Omit every picture while you reproduce the entries that follow word for word.

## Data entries
^^^^

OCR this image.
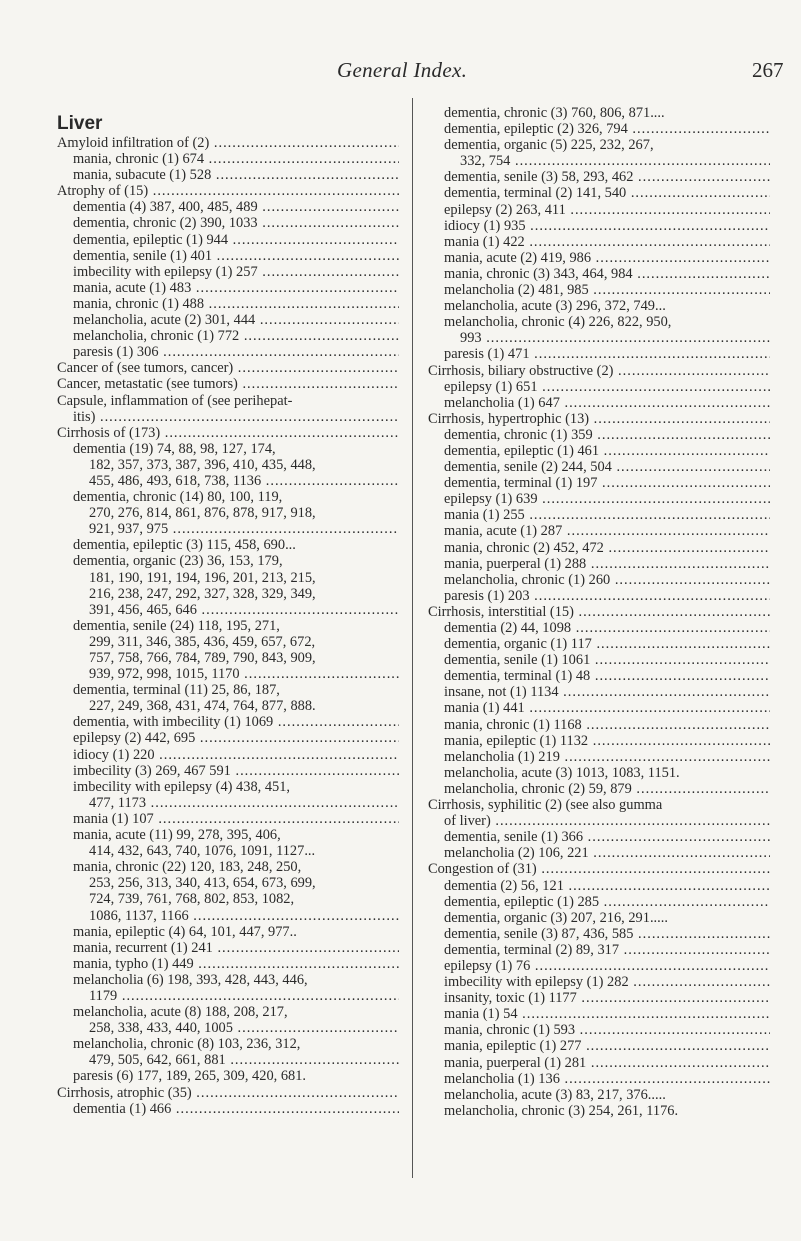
General Index.	267
Liver
Amyloid infiltration of (2) .....
mania, chronic (1) 674 .....
mania, subacute (1) 528 .....
Atrophy of (15) .....
dementia (4) 387, 400, 485, 489 .....
dementia, chronic (2) 390, 1033 .....
dementia, epileptic (1) 944 .....
dementia, senile (1) 401 .....
imbecility with epilepsy (1) 257 .....
mania, acute (1) 483 .....
mania, chronic (1) 488 .....
melancholia, acute (2) 301, 444 .....
melancholia, chronic (1) 772 .....
paresis (1) 306 .....
Cancer of (see tumors, cancer) .....
Cancer, metastatic (see tumors) .....
Capsule, inflammation of (see perihepat-
itis) .....
Cirrhosis of (173) .....
dementia (19) 74, 88, 98, 127, 174,
182, 357, 373, 387, 396, 410, 435, 448,
455, 486, 493, 618, 738, 1136 .....
dementia, chronic (14) 80, 100, 119,
270, 276, 814, 861, 876, 878, 917, 918,
921, 937, 975 .....
dementia, epileptic (3) 115, 458, 690...
dementia, organic (23) 36, 153, 179,
181, 190, 191, 194, 196, 201, 213, 215,
216, 238, 247, 292, 327, 328, 329, 349,
391, 456, 465, 646 .....
dementia, senile (24) 118, 195, 271,
299, 311, 346, 385, 436, 459, 657, 672,
757, 758, 766, 784, 789, 790, 843, 909,
939, 972, 998, 1015, 1170 .....
dementia, terminal (11) 25, 86, 187,
227, 249, 368, 431, 474, 764, 877, 888.
dementia, with imbecility (1) 1069 .....
epilepsy (2) 442, 695 .....
idiocy (1) 220 .....
imbecility (3) 269, 467 591 .....
imbecility with epilepsy (4) 438, 451,
477, 1173 .....
mania (1) 107 .....
mania, acute (11) 99, 278, 395, 406,
414, 432, 643, 740, 1076, 1091, 1127...
mania, chronic (22) 120, 183, 248, 250,
253, 256, 313, 340, 413, 654, 673, 699,
724, 739, 761, 768, 802, 853, 1082,
1086, 1137, 1166 .....
mania, epileptic (4) 64, 101, 447, 977..
mania, recurrent (1) 241 .....
mania, typho (1) 449 .....
melancholia (6) 198, 393, 428, 443, 446,
1179 .....
melancholia, acute (8) 188, 208, 217,
258, 338, 433, 440, 1005 .....
melancholia, chronic (8) 103, 236, 312,
479, 505, 642, 661, 881 .....
paresis (6) 177, 189, 265, 309, 420, 681.
Cirrhosis, atrophic (35) .....
dementia (1) 466 .....
dementia, chronic (3) 760, 806, 871....
dementia, epileptic (2) 326, 794 .....
dementia, organic (5) 225, 232, 267,
332, 754 .....
dementia, senile (3) 58, 293, 462 .....
dementia, terminal (2) 141, 540 .....
epilepsy (2) 263, 411 .....
idiocy (1) 935 .....
mania (1) 422 .....
mania, acute (2) 419, 986 .....
mania, chronic (3) 343, 464, 984 .....
melancholia (2) 481, 985 .....
melancholia, acute (3) 296, 372, 749...
melancholia, chronic (4) 226, 822, 950,
993 .....
paresis (1) 471 .....
Cirrhosis, biliary obstructive (2) .....
epilepsy (1) 651 .....
melancholia (1) 647 .....
Cirrhosis, hypertrophic (13) .....
dementia, chronic (1) 359 .....
dementia, epileptic (1) 461 .....
dementia, senile (2) 244, 504 .....
dementia, terminal (1) 197 .....
epilepsy (1) 639 .....
mania (1) 255 .....
mania, acute (1) 287 .....
mania, chronic (2) 452, 472 .....
mania, puerperal (1) 288 .....
melancholia, chronic (1) 260 .....
paresis (1) 203 .....
Cirrhosis, interstitial (15) .....
dementia (2) 44, 1098 .....
dementia, organic (1) 117 .....
dementia, senile (1) 1061 .....
dementia, terminal (1) 48 .....
insane, not (1) 1134 .....
mania (1) 441 .....
mania, chronic (1) 1168 .....
mania, epileptic (1) 1132 .....
melancholia (1) 219 .....
melancholia, acute (3) 1013, 1083, 1151.
melancholia, chronic (2) 59, 879 .....
Cirrhosis, syphilitic (2) (see also gumma
of liver) .....
dementia, senile (1) 366 .....
melancholia (2) 106, 221 .....
Congestion of (31) .....
dementia (2) 56, 121 .....
dementia, epileptic (1) 285 .....
dementia, organic (3) 207, 216, 291.....
dementia, senile (3) 87, 436, 585 .....
dementia, terminal (2) 89, 317 .....
epilepsy (1) 76 .....
imbecility with epilepsy (1) 282 .....
insanity, toxic (1) 1177 .....
mania (1) 54 .....
mania, chronic (1) 593 .....
mania, epileptic (1) 277 .....
mania, puerperal (1) 281 .....
melancholia (1) 136 .....
melancholia, acute (3) 83, 217, 376.....
melancholia, chronic (3) 254, 261, 1176.
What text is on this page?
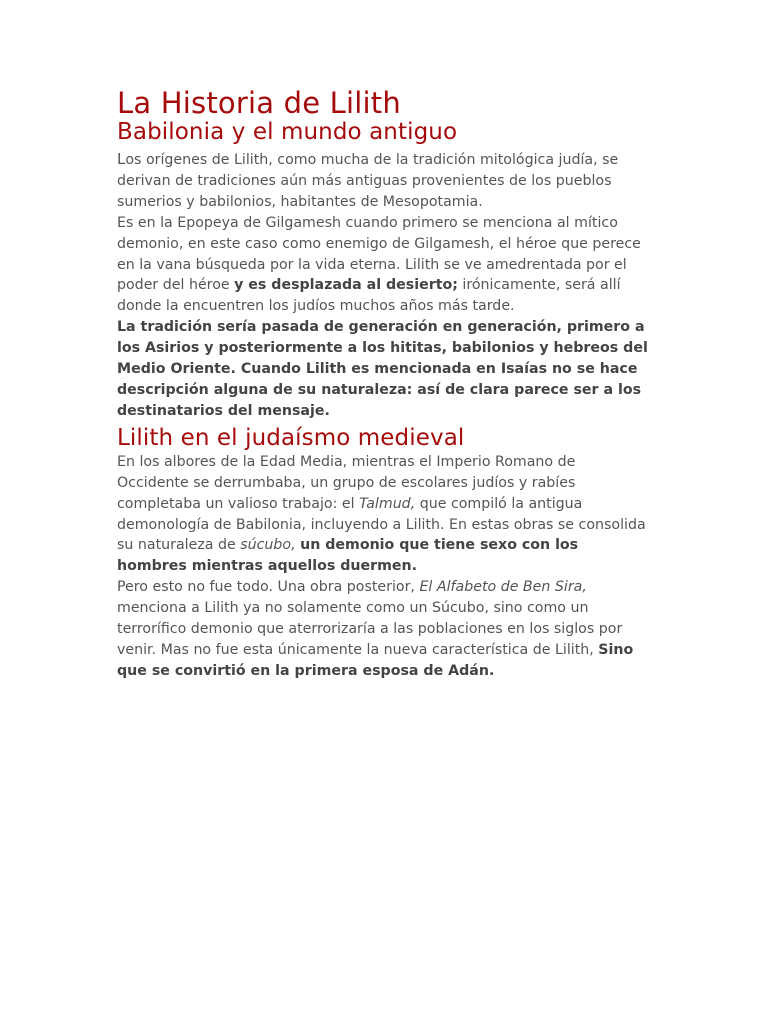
La Historia de Lilith
Babilonia y el mundo antiguo

Los orígenes de Lilith, como mucha de la tradición mitológica judía, se derivan de tradiciones aún más antiguas provenientes de los pueblos sumerios y babilonios, habitantes de Mesopotamia.

Es en la Epopeya de Gilgamesh cuando primero se menciona al mítico demonio, en este caso como enemigo de Gilgamesh, el héroe que perece en la vana búsqueda por la vida eterna. Lilith se ve amedrentada por el poder del héroe y es desplazada al desierto; irónicamente, será allí donde la encuentren los judíos muchos años más tarde.

La tradición sería pasada de generación en generación, primero a los Asirios y posteriormente a los hititas, babilonios y hebreos del Medio Oriente. Cuando Lilith es mencionada en Isaías no se hace descripción alguna de su naturaleza: así de clara parece ser a los destinatarios del mensaje.

Lilith en el judaísmo medieval

En los albores de la Edad Media, mientras el Imperio Romano de Occidente se derrumbaba, un grupo de escolares judíos y rabíes completaba un valioso trabajo: el Talmud, que compiló la antigua demonología de Babilonia, incluyendo a Lilith. En estas obras se consolida su naturaleza de súcubo, un demonio que tiene sexo con los hombres mientras aquellos duermen.

Pero esto no fue todo. Una obra posterior, El Alfabeto de Ben Sira, menciona a Lilith ya no solamente como un Súcubo, sino como un terrorífico demonio que aterrorizaría a las poblaciones en los siglos por venir. Mas no fue esta únicamente la nueva característica de Lilith, Sino que se convirtió en la primera esposa de Adán.
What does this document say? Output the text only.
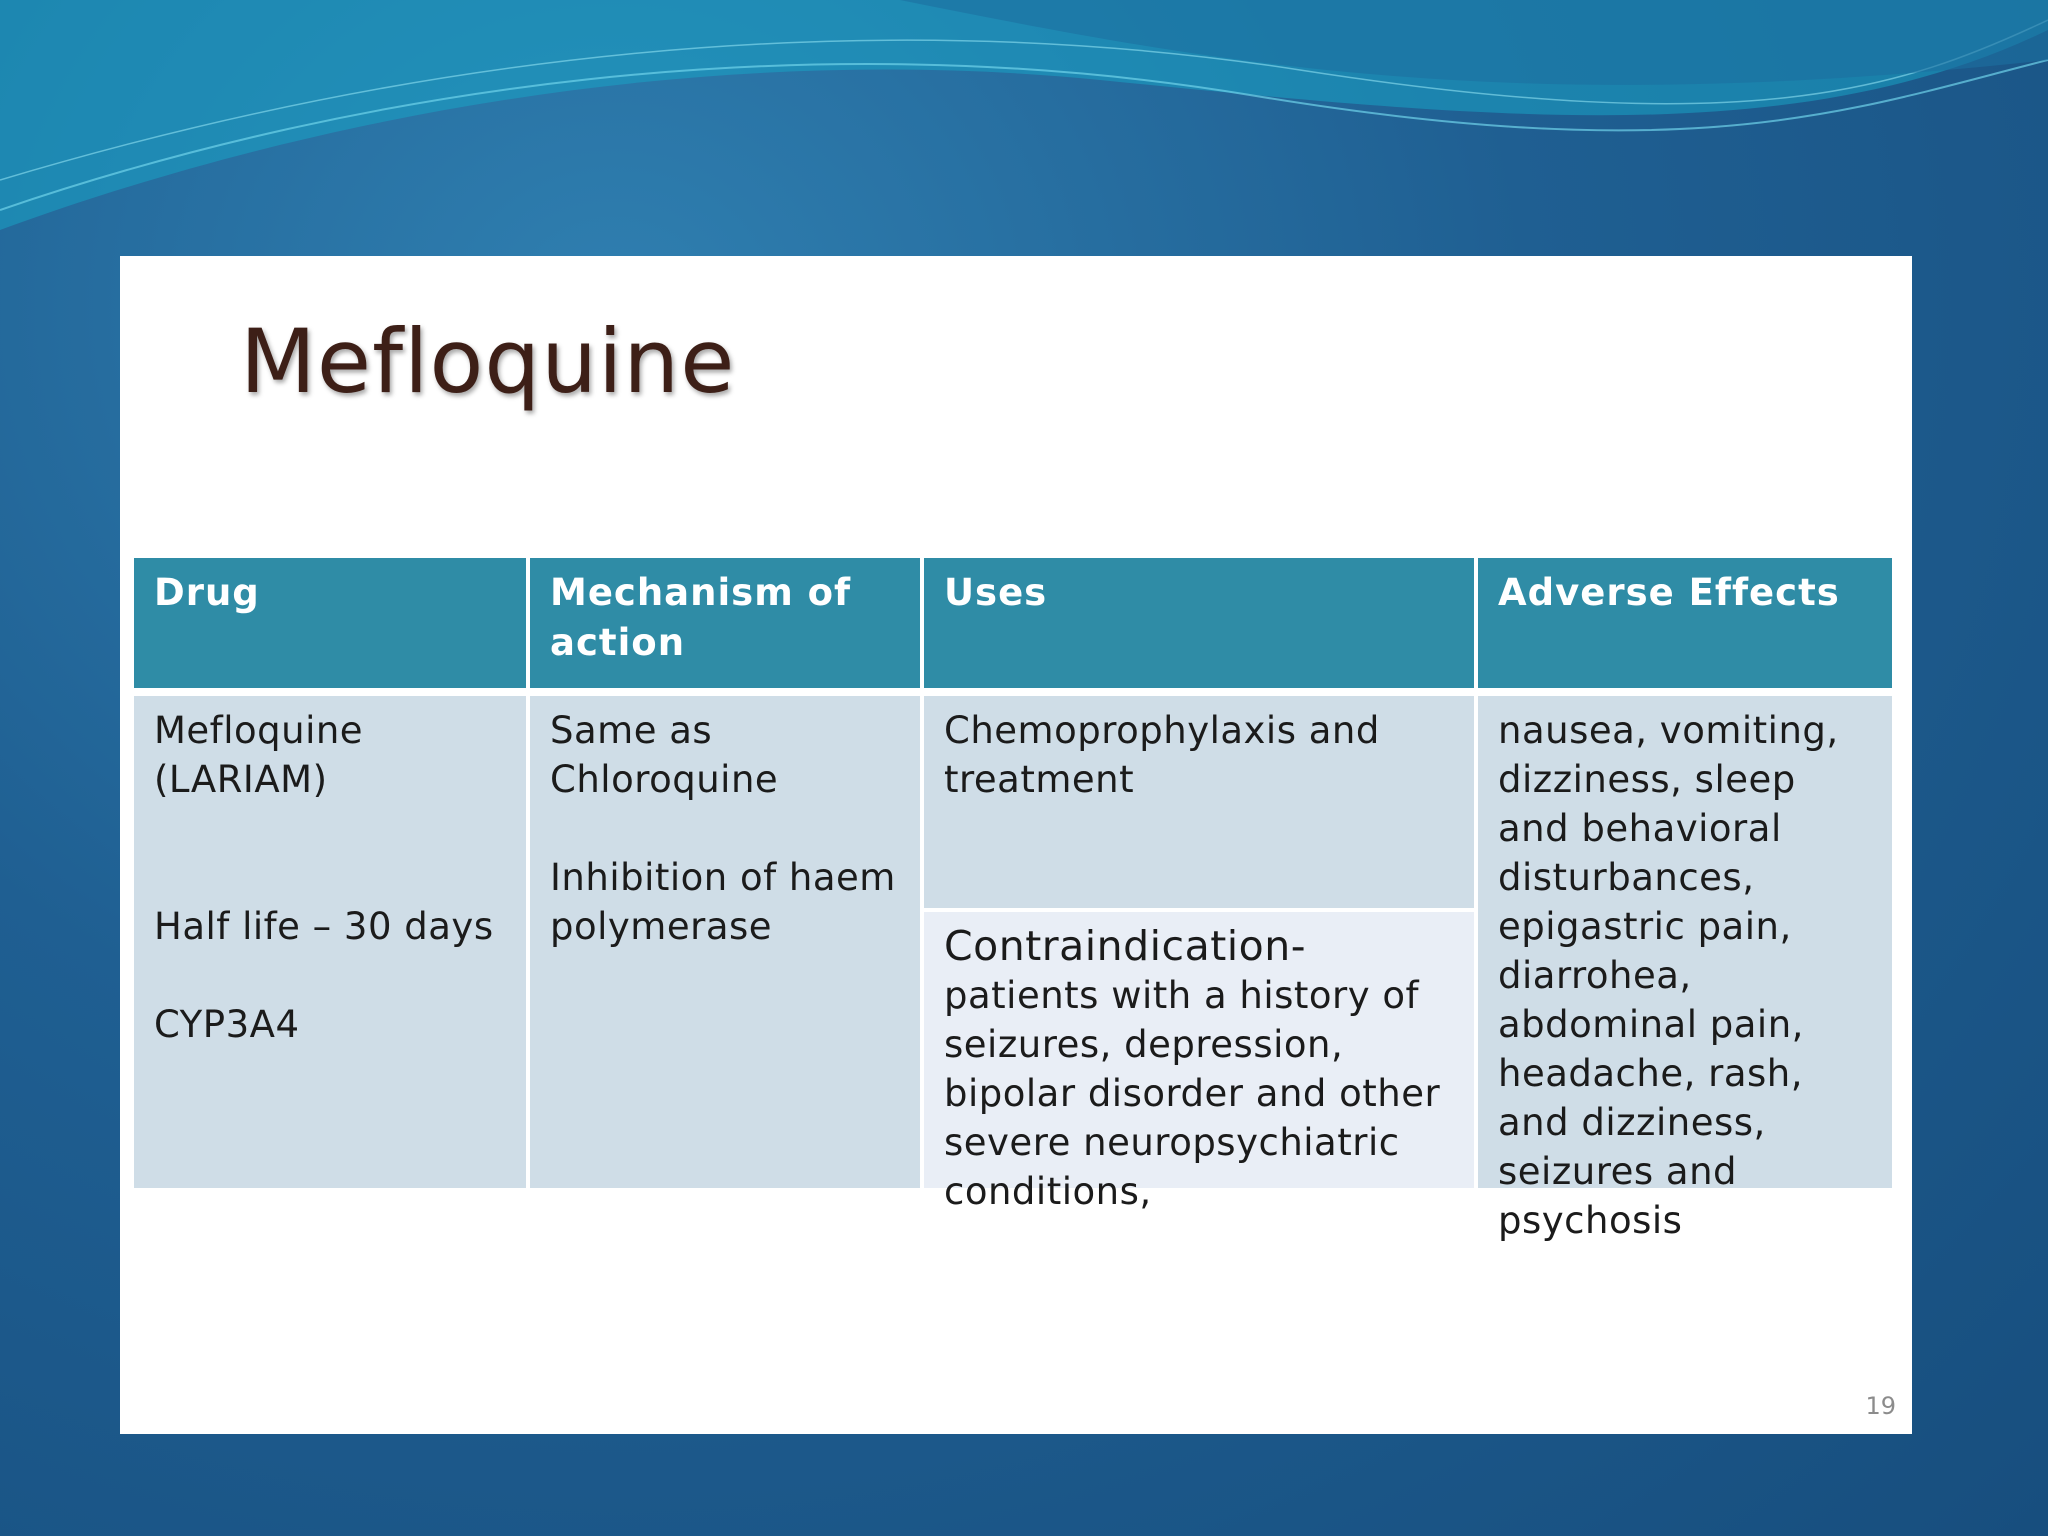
Mefloquine
Drug	Mechanism of action
Uses	Adverse Effects
Mefloquine (LARIAM)
Half life – 30 days
CYP3A4
Same as Chloroquine
Inhibition of haem polymerase
Chemoprophylaxis and treatment
Contraindication-
patients with a history of seizures, depression, bipolar disorder and other severe neuropsychiatric conditions,
nausea, vomiting, dizziness, sleep and behavioral disturbances, epigastric pain, diarrohea, abdominal pain, headache, rash, and dizziness, seizures and psychosis
19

^^^^

## ANSWER BELOW
OCR this image.
General Index.	267
Liver
Amyloid infiltration of (2) .....
mania, chronic (1) 674 .....
mania, subacute (1) 528 .....
Atrophy of (15) .....
dementia (4) 387, 400, 485, 489 .....
dementia, chronic (2) 390, 1033 .....
dementia, epileptic (1) 944 .....
dementia, senile (1) 401 .....
imbecility with epilepsy (1) 257 .....
mania, acute (1) 483 .....
mania, chronic (1) 488 .....
melancholia, acute (2) 301, 444 .....
melancholia, chronic (1) 772 .....
paresis (1) 306 .....
Cancer of (see tumors, cancer) .....
Cancer, metastatic (see tumors) .....
Capsule, inflammation of (see perihepat-
itis) .....
Cirrhosis of (173) .....
dementia (19) 74, 88, 98, 127, 174,
182, 357, 373, 387, 396, 410, 435, 448,
455, 486, 493, 618, 738, 1136 .....
dementia, chronic (14) 80, 100, 119,
270, 276, 814, 861, 876, 878, 917, 918,
921, 937, 975 .....
dementia, epileptic (3) 115, 458, 690...
dementia, organic (23) 36, 153, 179,
181, 190, 191, 194, 196, 201, 213, 215,
216, 238, 247, 292, 327, 328, 329, 349,
391, 456, 465, 646 .....
dementia, senile (24) 118, 195, 271,
299, 311, 346, 385, 436, 459, 657, 672,
757, 758, 766, 784, 789, 790, 843, 909,
939, 972, 998, 1015, 1170 .....
dementia, terminal (11) 25, 86, 187,
227, 249, 368, 431, 474, 764, 877, 888.
dementia, with imbecility (1) 1069 .....
epilepsy (2) 442, 695 .....
idiocy (1) 220 .....
imbecility (3) 269, 467 591 .....
imbecility with epilepsy (4) 438, 451,
477, 1173 .....
mania (1) 107 .....
mania, acute (11) 99, 278, 395, 406,
414, 432, 643, 740, 1076, 1091, 1127...
mania, chronic (22) 120, 183, 248, 250,
253, 256, 313, 340, 413, 654, 673, 699,
724, 739, 761, 768, 802, 853, 1082,
1086, 1137, 1166 .....
mania, epileptic (4) 64, 101, 447, 977..
mania, recurrent (1) 241 .....
mania, typho (1) 449 .....
melancholia (6) 198, 393, 428, 443, 446,
1179 .....
melancholia, acute (8) 188, 208, 217,
258, 338, 433, 440, 1005 .....
melancholia, chronic (8) 103, 236, 312,
479, 505, 642, 661, 881 .....
paresis (6) 177, 189, 265, 309, 420, 681.
Cirrhosis, atrophic (35) .....
dementia (1) 466 .....
dementia, chronic (3) 760, 806, 871....
dementia, epileptic (2) 326, 794 .....
dementia, organic (5) 225, 232, 267,
332, 754 .....
dementia, senile (3) 58, 293, 462 .....
dementia, terminal (2) 141, 540 .....
epilepsy (2) 263, 411 .....
idiocy (1) 935 .....
mania (1) 422 .....
mania, acute (2) 419, 986 .....
mania, chronic (3) 343, 464, 984 .....
melancholia (2) 481, 985 .....
melancholia, acute (3) 296, 372, 749...
melancholia, chronic (4) 226, 822, 950,
993 .....
paresis (1) 471 .....
Cirrhosis, biliary obstructive (2) .....
epilepsy (1) 651 .....
melancholia (1) 647 .....
Cirrhosis, hypertrophic (13) .....
dementia, chronic (1) 359 .....
dementia, epileptic (1) 461 .....
dementia, senile (2) 244, 504 .....
dementia, terminal (1) 197 .....
epilepsy (1) 639 .....
mania (1) 255 .....
mania, acute (1) 287 .....
mania, chronic (2) 452, 472 .....
mania, puerperal (1) 288 .....
melancholia, chronic (1) 260 .....
paresis (1) 203 .....
Cirrhosis, interstitial (15) .....
dementia (2) 44, 1098 .....
dementia, organic (1) 117 .....
dementia, senile (1) 1061 .....
dementia, terminal (1) 48 .....
insane, not (1) 1134 .....
mania (1) 441 .....
mania, chronic (1) 1168 .....
mania, epileptic (1) 1132 .....
melancholia (1) 219 .....
melancholia, acute (3) 1013, 1083, 1151.
melancholia, chronic (2) 59, 879 .....
Cirrhosis, syphilitic (2) (see also gumma
of liver) .....
dementia, senile (1) 366 .....
melancholia (2) 106, 221 .....
Congestion of (31) .....
dementia (2) 56, 121 .....
dementia, epileptic (1) 285 .....
dementia, organic (3) 207, 216, 291.....
dementia, senile (3) 87, 436, 585 .....
dementia, terminal (2) 89, 317 .....
epilepsy (1) 76 .....
imbecility with epilepsy (1) 282 .....
insanity, toxic (1) 1177 .....
mania (1) 54 .....
mania, chronic (1) 593 .....
mania, epileptic (1) 277 .....
mania, puerperal (1) 281 .....
melancholia (1) 136 .....
melancholia, acute (3) 83, 217, 376.....
melancholia, chronic (3) 254, 261, 1176.
What text is on this page?
La Historia de Lilith
Babilonia y el mundo antiguo

Los orígenes de Lilith, como mucha de la tradición mitológica judía, se derivan de tradiciones aún más antiguas provenientes de los pueblos sumerios y babilonios, habitantes de Mesopotamia.

Es en la Epopeya de Gilgamesh cuando primero se menciona al mítico demonio, en este caso como enemigo de Gilgamesh, el héroe que perece en la vana búsqueda por la vida eterna. Lilith se ve amedrentada por el poder del héroe y es desplazada al desierto; irónicamente, será allí donde la encuentren los judíos muchos años más tarde.

La tradición sería pasada de generación en generación, primero a los Asirios y posteriormente a los hititas, babilonios y hebreos del Medio Oriente. Cuando Lilith es mencionada en Isaías no se hace descripción alguna de su naturaleza: así de clara parece ser a los destinatarios del mensaje.

Lilith en el judaísmo medieval

En los albores de la Edad Media, mientras el Imperio Romano de Occidente se derrumbaba, un grupo de escolares judíos y rabíes completaba un valioso trabajo: el Talmud, que compiló la antigua demonología de Babilonia, incluyendo a Lilith. En estas obras se consolida su naturaleza de súcubo, un demonio que tiene sexo con los hombres mientras aquellos duermen.

Pero esto no fue todo. Una obra posterior, El Alfabeto de Ben Sira, menciona a Lilith ya no solamente como un Súcubo, sino como un terrorífico demonio que aterrorizaría a las poblaciones en los siglos por venir. Mas no fue esta únicamente la nueva característica de Lilith, Sino que se convirtió en la primera esposa de Adán.
What does this document say? Output the text only.
Mefloquine
Drug	Mechanism of action
Uses	Adverse Effects
Mefloquine (LARIAM)
Half life – 30 days
CYP3A4
Same as Chloroquine
Inhibition of haem polymerase
Chemoprophylaxis and treatment
Contraindication-
patients with a history of seizures, depression, bipolar disorder and other severe neuropsychiatric conditions,
nausea, vomiting, dizziness, sleep and behavioral disturbances, epigastric pain, diarrohea, abdominal pain, headache, rash, and dizziness, seizures and psychosis
19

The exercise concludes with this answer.